### YOUR OBJECTIVE:
Identify every line containing the word "Decisiones" and reproduce each one.

### SOURCE RECORDS:
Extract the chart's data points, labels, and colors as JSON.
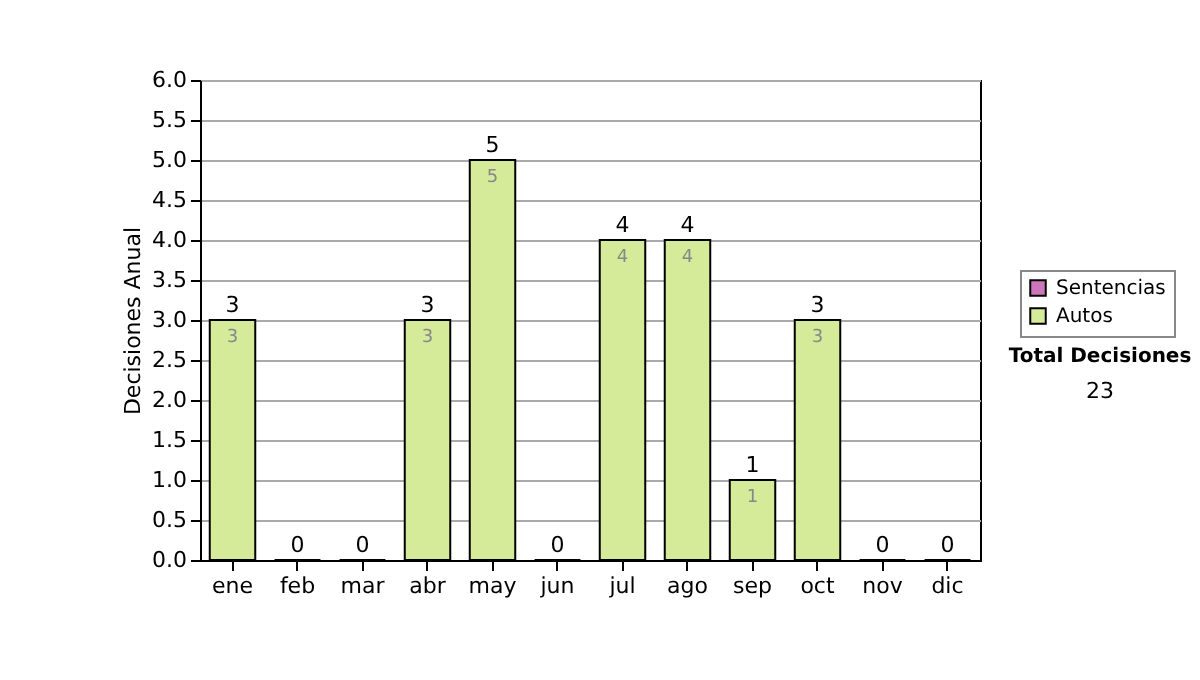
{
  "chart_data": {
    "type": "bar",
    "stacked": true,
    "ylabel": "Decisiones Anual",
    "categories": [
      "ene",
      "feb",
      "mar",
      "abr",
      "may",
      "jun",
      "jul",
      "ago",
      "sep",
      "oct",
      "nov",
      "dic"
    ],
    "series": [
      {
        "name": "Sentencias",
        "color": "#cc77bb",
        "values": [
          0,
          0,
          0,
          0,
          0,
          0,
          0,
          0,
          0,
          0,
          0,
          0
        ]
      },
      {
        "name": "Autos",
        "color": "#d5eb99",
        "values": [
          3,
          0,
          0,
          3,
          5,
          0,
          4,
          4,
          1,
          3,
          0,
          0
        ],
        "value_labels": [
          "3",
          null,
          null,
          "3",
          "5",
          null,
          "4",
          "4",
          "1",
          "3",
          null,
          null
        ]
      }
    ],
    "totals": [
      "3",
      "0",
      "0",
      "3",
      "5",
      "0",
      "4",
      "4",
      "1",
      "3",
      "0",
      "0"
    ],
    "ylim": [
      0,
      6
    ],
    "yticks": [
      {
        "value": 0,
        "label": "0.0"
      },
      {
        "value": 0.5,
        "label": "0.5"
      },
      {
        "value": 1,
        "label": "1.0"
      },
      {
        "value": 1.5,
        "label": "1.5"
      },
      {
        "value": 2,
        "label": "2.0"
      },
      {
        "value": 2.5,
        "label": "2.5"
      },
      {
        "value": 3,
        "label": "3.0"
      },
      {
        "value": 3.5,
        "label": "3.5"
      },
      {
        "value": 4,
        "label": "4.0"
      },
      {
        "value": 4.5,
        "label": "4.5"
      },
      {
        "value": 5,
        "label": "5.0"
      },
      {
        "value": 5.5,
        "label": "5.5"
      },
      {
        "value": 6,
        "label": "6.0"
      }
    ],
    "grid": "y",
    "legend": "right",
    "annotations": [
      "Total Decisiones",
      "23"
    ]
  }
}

### ANSWER FOR THE TASK:
    "ylabel": "Decisiones Anual",
      "Total Decisiones",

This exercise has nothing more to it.